▸ What to produce
Every line with the string "Consumption" should be gathered.

▸ Supplied entries
----
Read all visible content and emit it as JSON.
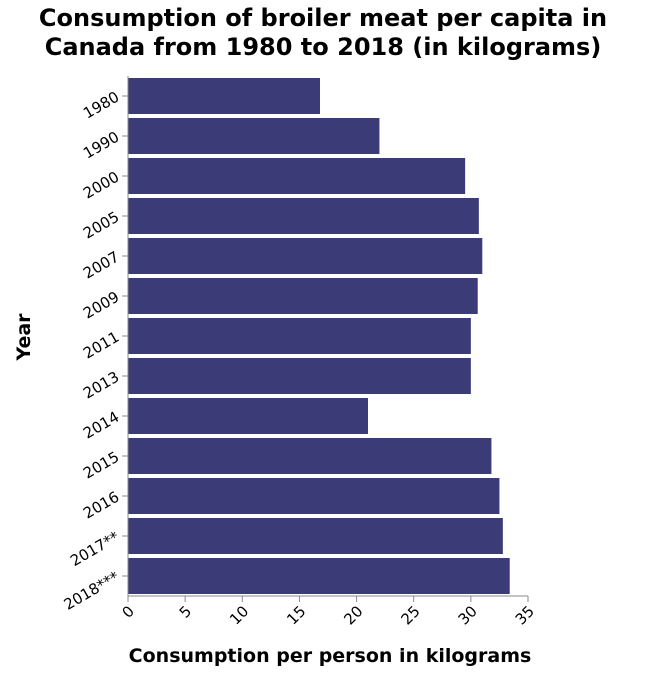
{
  "chart_data": {
    "type": "bar",
    "orientation": "horizontal",
    "title_lines": [
      "Consumption of broiler meat per capita in",
      "Canada from 1980 to 2018 (in kilograms)"
    ],
    "xlabel": "Consumption per person in kilograms",
    "ylabel": "Year",
    "categories": [
      "1980",
      "1990",
      "2000",
      "2005",
      "2007",
      "2009",
      "2011",
      "2013",
      "2014",
      "2015",
      "2016",
      "2017**",
      "2018***"
    ],
    "values": [
      16.8,
      22.0,
      29.5,
      30.7,
      31.0,
      30.6,
      30.0,
      30.0,
      21.0,
      31.8,
      32.5,
      32.8,
      33.4
    ],
    "xlim": [
      0,
      35
    ],
    "xticks": [
      "0",
      "5",
      "10",
      "15",
      "20",
      "25",
      "30",
      "35"
    ],
    "bar_color": "#3b3b78",
    "grid": false,
    "legend": "none"
  }
}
----
▸ Answer below
      "Consumption of broiler meat per capita in",
    "xlabel": "Consumption per person in kilograms",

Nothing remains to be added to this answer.